• **Exercise requirements**: Go through the listing and copy each line with the string "完成下列要求".

• **Data records**:
+ + + + +
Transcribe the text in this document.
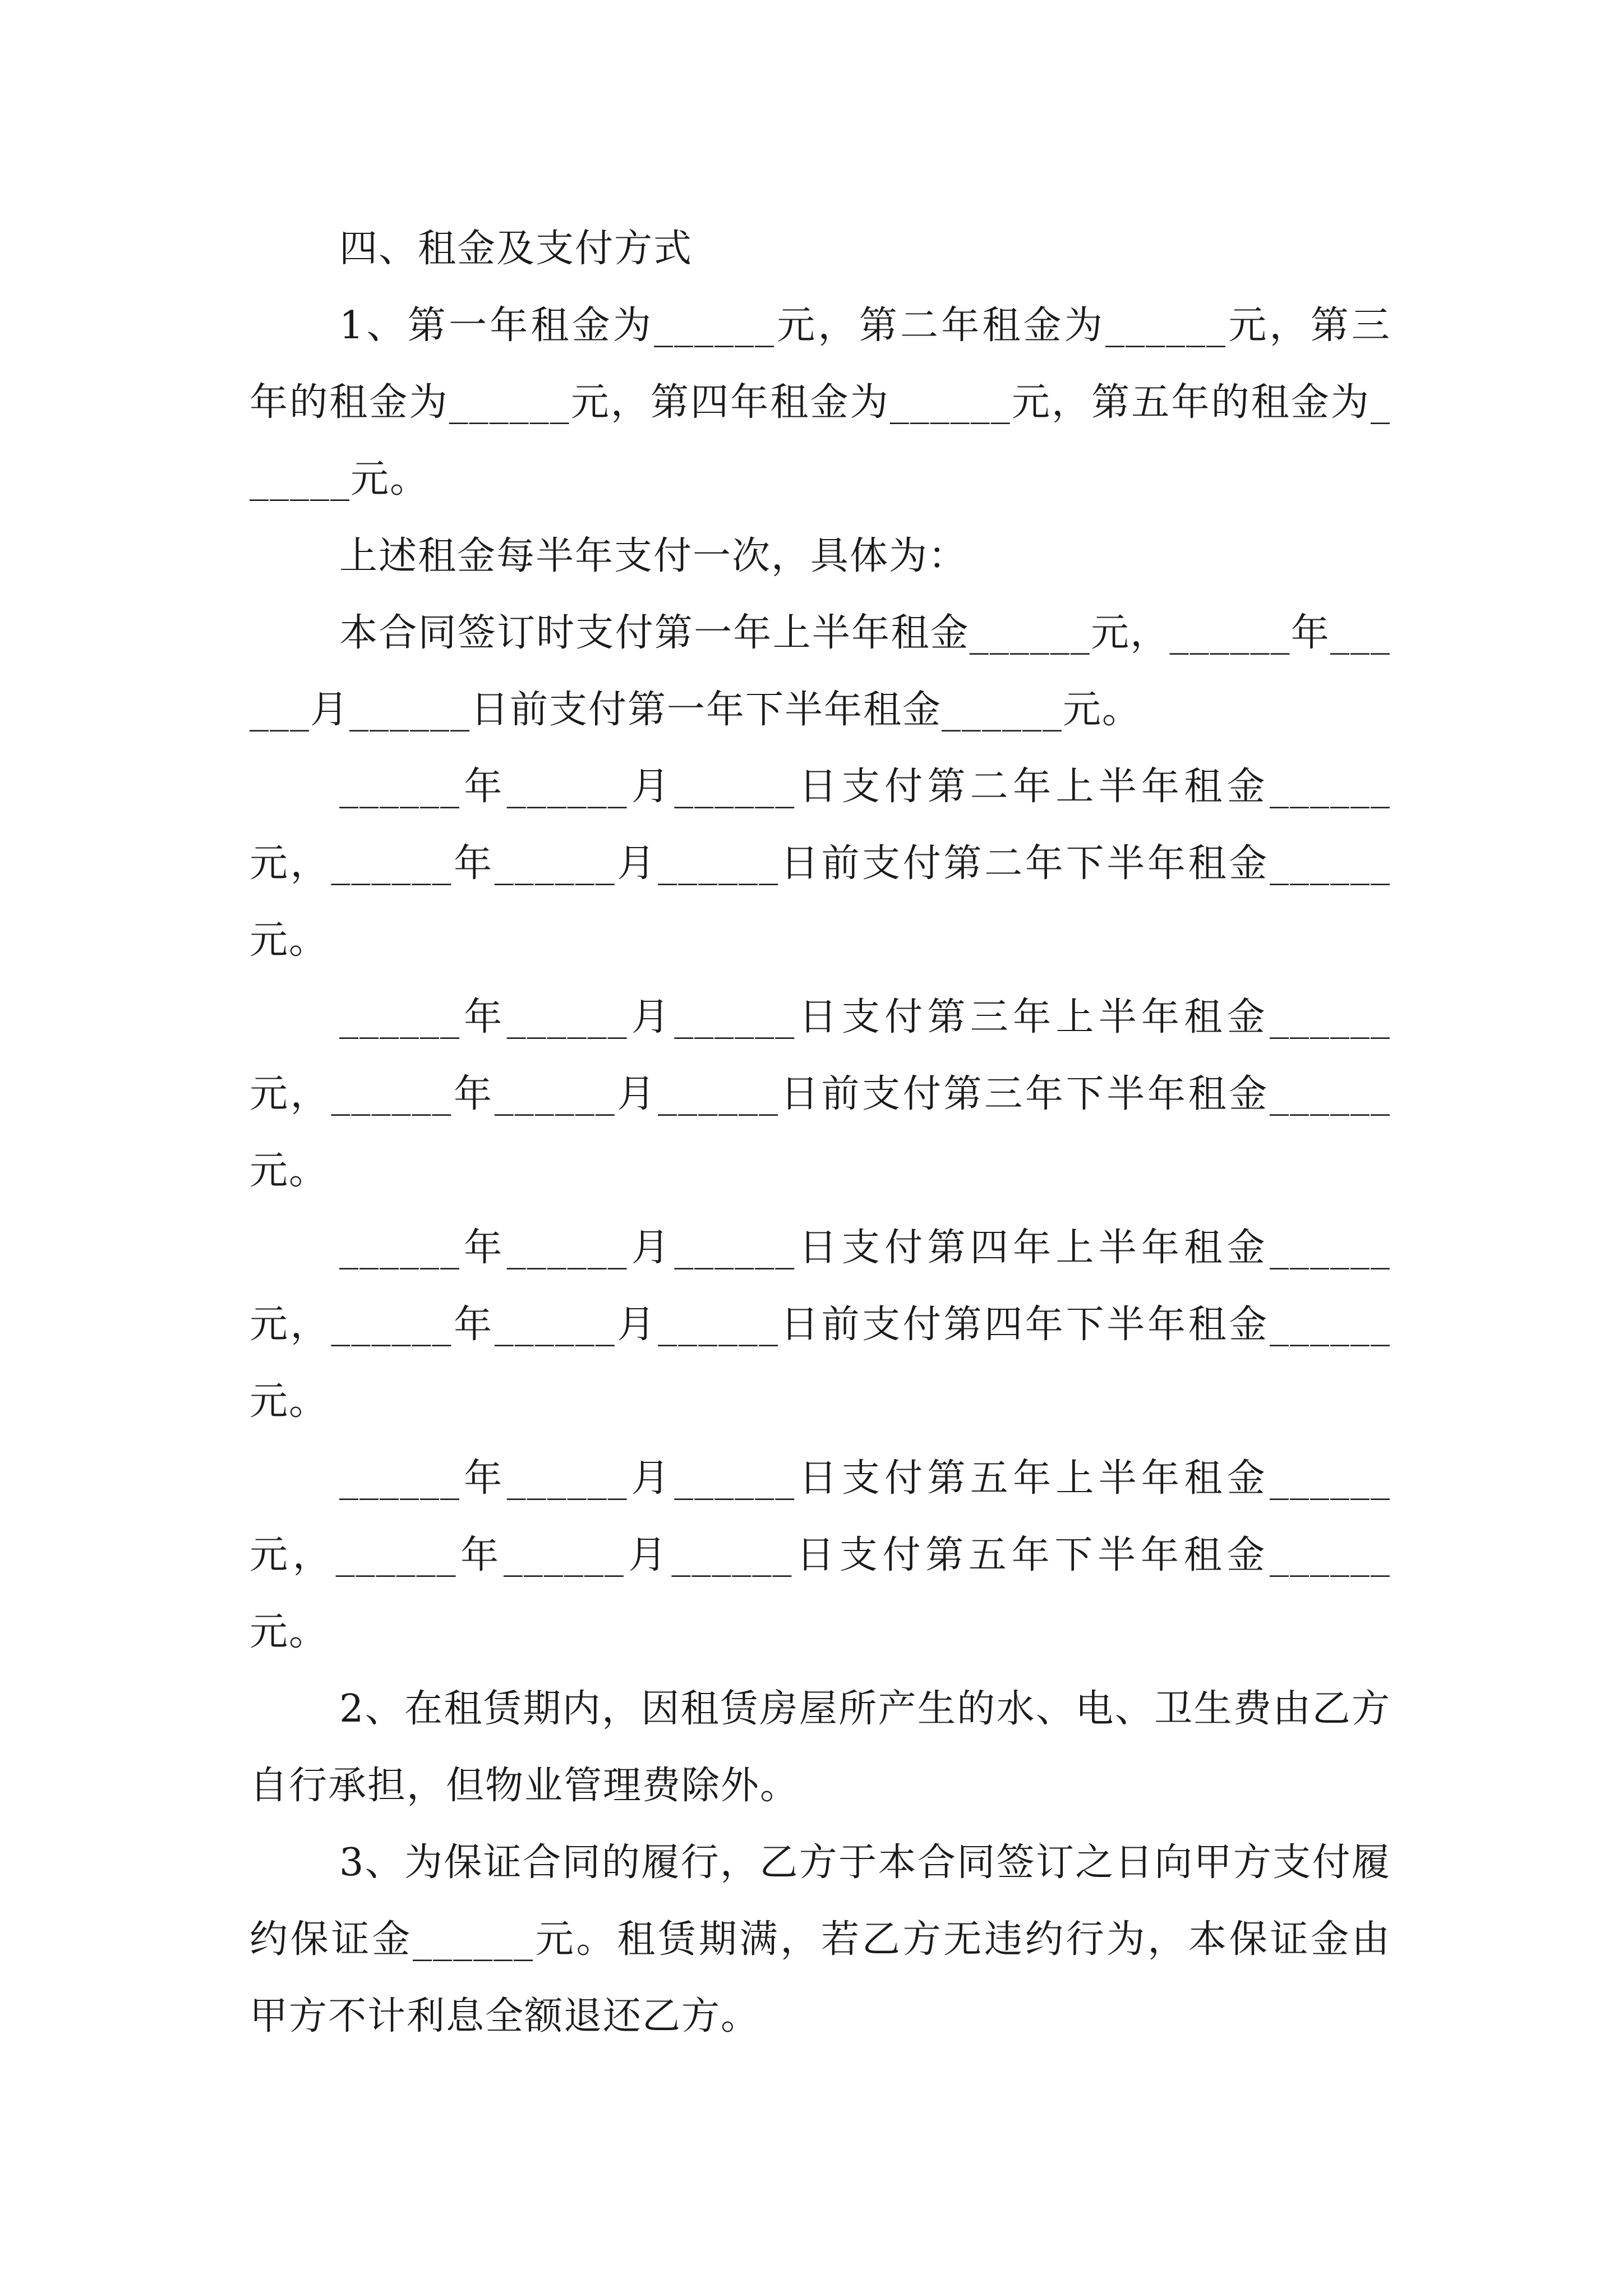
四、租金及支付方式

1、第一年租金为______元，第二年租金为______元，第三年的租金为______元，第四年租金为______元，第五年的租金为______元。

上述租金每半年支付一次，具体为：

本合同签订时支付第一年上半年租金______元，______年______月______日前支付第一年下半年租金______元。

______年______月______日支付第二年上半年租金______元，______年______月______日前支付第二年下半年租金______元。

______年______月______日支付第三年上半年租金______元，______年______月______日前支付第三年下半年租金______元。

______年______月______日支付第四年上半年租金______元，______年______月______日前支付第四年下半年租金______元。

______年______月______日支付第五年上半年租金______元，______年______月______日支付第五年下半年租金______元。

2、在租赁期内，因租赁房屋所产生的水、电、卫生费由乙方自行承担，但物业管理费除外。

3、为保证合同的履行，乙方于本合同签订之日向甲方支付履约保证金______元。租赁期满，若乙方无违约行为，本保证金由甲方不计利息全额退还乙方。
+ + + + +
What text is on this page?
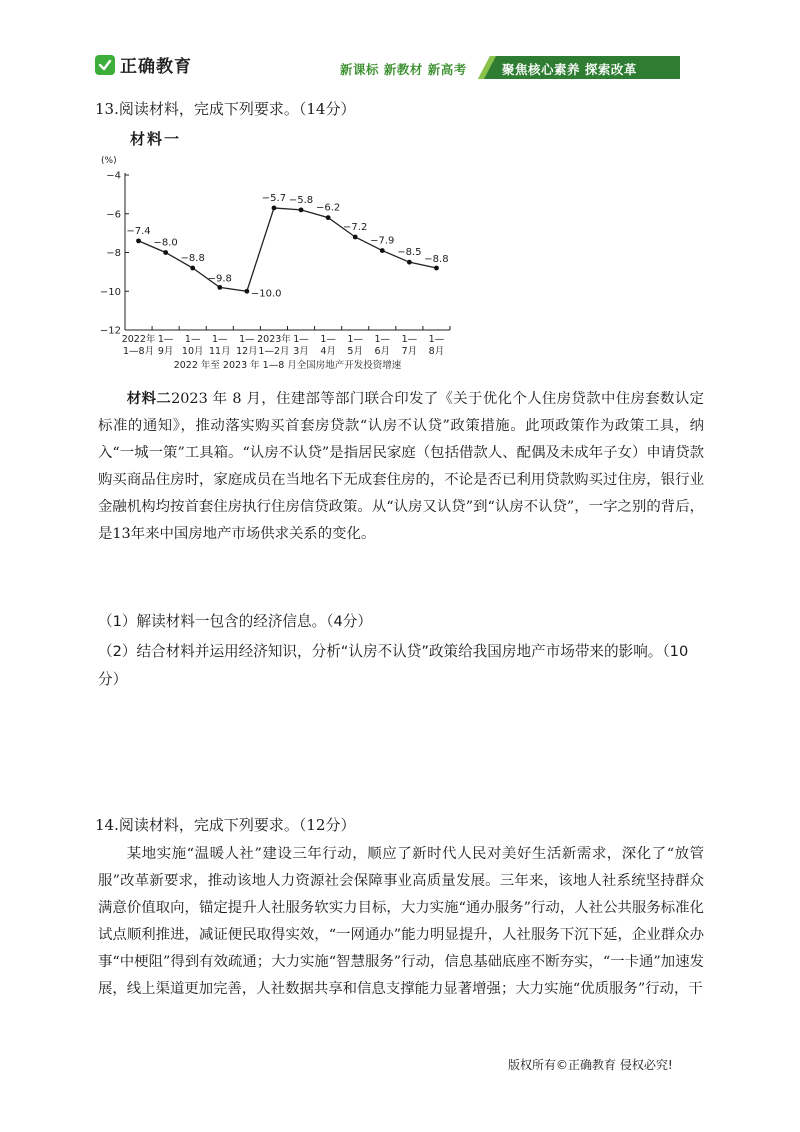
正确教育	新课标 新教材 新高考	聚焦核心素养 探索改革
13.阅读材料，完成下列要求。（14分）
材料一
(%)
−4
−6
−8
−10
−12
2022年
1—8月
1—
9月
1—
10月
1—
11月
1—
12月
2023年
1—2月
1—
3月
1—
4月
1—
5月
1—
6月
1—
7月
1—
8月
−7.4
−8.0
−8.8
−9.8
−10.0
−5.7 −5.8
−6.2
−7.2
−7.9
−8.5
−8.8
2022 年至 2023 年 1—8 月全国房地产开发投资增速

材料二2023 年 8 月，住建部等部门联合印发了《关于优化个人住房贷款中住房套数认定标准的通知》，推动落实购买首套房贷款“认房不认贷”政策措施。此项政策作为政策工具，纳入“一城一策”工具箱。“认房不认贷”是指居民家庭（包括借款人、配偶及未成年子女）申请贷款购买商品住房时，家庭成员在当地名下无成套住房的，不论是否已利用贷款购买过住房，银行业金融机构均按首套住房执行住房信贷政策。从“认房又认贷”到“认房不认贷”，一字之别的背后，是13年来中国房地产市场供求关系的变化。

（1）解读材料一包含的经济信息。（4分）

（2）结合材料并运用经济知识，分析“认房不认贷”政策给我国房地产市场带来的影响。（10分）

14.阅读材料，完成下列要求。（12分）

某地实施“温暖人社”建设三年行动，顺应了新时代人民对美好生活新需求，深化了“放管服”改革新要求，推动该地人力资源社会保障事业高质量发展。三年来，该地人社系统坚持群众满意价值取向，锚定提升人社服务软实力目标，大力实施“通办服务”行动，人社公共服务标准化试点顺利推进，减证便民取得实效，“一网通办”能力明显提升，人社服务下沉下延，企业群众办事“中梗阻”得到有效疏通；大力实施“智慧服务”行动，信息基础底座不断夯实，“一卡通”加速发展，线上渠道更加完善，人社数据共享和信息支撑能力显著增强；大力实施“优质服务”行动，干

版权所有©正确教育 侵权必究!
+ + + + +
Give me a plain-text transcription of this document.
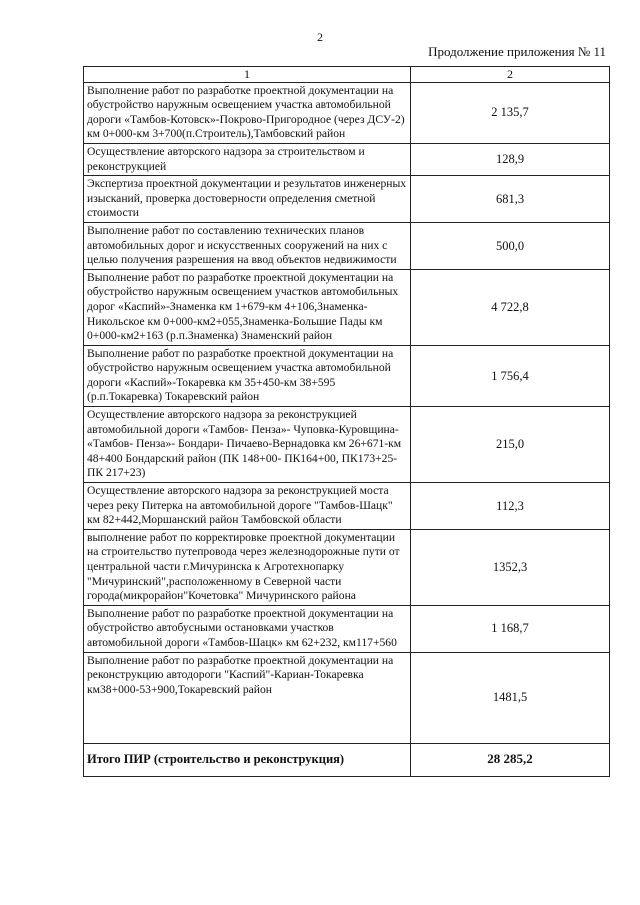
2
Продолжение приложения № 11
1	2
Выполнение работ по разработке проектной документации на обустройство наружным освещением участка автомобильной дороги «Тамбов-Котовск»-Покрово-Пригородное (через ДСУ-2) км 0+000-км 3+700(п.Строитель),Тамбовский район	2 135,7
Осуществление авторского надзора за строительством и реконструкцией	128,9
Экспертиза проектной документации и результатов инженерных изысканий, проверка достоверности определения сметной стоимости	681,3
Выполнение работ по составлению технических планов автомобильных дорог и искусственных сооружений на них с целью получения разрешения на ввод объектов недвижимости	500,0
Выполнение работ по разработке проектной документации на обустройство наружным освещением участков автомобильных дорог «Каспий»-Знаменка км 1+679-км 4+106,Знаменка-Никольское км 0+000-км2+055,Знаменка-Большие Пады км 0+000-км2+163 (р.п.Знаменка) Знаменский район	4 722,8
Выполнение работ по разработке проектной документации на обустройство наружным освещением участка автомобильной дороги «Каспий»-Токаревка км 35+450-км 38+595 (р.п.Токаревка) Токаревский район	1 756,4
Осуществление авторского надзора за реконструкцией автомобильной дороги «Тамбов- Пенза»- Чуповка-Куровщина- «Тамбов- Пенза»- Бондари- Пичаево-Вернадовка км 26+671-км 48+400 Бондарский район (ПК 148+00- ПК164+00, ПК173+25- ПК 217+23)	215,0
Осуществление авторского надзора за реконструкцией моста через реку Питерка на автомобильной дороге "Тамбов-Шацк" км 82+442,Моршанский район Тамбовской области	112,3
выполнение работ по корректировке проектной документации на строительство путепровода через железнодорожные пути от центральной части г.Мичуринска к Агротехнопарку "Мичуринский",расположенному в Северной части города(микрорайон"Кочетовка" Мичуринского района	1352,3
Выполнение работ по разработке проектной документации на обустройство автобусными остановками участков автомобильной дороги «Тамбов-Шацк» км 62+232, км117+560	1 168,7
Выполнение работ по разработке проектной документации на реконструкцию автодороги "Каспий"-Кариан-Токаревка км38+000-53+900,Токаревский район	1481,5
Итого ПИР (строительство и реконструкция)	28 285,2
+ + + + +
• **Task answer**:
13.阅读材料，完成下列要求。（14分）
14.阅读材料，完成下列要求。（12分）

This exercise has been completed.